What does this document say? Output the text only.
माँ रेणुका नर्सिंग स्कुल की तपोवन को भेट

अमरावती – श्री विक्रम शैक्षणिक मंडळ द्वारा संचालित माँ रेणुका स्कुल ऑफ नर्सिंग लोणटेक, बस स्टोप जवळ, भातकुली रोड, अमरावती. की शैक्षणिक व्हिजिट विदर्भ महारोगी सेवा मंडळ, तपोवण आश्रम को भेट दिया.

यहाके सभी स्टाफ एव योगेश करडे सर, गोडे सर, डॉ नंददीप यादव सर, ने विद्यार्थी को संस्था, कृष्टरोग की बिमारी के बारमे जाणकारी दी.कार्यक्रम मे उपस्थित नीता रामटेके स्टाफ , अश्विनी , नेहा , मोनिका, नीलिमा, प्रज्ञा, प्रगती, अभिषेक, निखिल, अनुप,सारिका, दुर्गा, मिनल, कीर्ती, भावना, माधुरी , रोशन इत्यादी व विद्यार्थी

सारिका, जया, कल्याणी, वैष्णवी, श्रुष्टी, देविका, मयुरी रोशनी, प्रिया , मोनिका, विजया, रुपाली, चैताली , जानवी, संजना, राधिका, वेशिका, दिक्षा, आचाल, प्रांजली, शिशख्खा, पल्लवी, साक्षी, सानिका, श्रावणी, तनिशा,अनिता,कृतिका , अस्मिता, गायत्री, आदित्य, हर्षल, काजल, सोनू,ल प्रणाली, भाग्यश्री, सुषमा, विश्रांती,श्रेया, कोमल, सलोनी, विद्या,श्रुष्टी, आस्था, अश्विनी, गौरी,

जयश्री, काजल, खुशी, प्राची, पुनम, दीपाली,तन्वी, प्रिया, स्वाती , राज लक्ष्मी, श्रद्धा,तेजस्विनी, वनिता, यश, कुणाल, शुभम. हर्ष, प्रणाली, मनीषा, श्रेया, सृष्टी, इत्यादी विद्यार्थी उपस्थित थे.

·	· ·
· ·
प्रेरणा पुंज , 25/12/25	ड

SET PROBLEM
Extract the full set of entries word for word.

THE REPLY
What does this document say? Output the text only.
माँ रेणुका नर्सिंग स्कुल की तपोवन को भेट

अमरावती – श्री विक्रम शैक्षणिक मंडळ द्वारा संचालित माँ रेणुका स्कुल ऑफ नर्सिंग लोणटेक, बस स्टोप जवळ, भातकुली रोड, अमरावती. की शैक्षणिक व्हिजिट विदर्भ महारोगी सेवा मंडळ, तपोवण आश्रम को भेट दिया.

यहाके सभी स्टाफ एव योगेश करडे सर, गोडे सर, डॉ नंददीप यादव सर, ने विद्यार्थी को संस्था, कृष्टरोग की बिमारी के बारमे जाणकारी दी.कार्यक्रम मे उपस्थित नीता रामटेके स्टाफ , अश्विनी , नेहा , मोनिका, नीलिमा, प्रज्ञा, प्रगती, अभिषेक, निखिल, अनुप,सारिका, दुर्गा, मिनल, कीर्ती, भावना, माधुरी , रोशन इत्यादी व विद्यार्थी

सारिका, जया, कल्याणी, वैष्णवी, श्रुष्टी, देविका, मयुरी रोशनी, प्रिया , मोनिका, विजया, रुपाली, चैताली , जानवी, संजना, राधिका, वेशिका, दिक्षा, आचाल, प्रांजली, शिशख्खा, पल्लवी, साक्षी, सानिका, श्रावणी, तनिशा,अनिता,कृतिका , अस्मिता, गायत्री, आदित्य, हर्षल, काजल, सोनू,ल प्रणाली, भाग्यश्री, सुषमा, विश्रांती,श्रेया, कोमल, सलोनी, विद्या,श्रुष्टी, आस्था, अश्विनी, गौरी,

जयश्री, काजल, खुशी, प्राची, पुनम, दीपाली,तन्वी, प्रिया, स्वाती , राज लक्ष्मी, श्रद्धा,तेजस्विनी, वनिता, यश, कुणाल, शुभम. हर्ष, प्रणाली, मनीषा, श्रेया, सृष्टी, इत्यादी विद्यार्थी उपस्थित थे.

·	· ·
· ·
प्रेरणा पुंज , 25/12/25	ड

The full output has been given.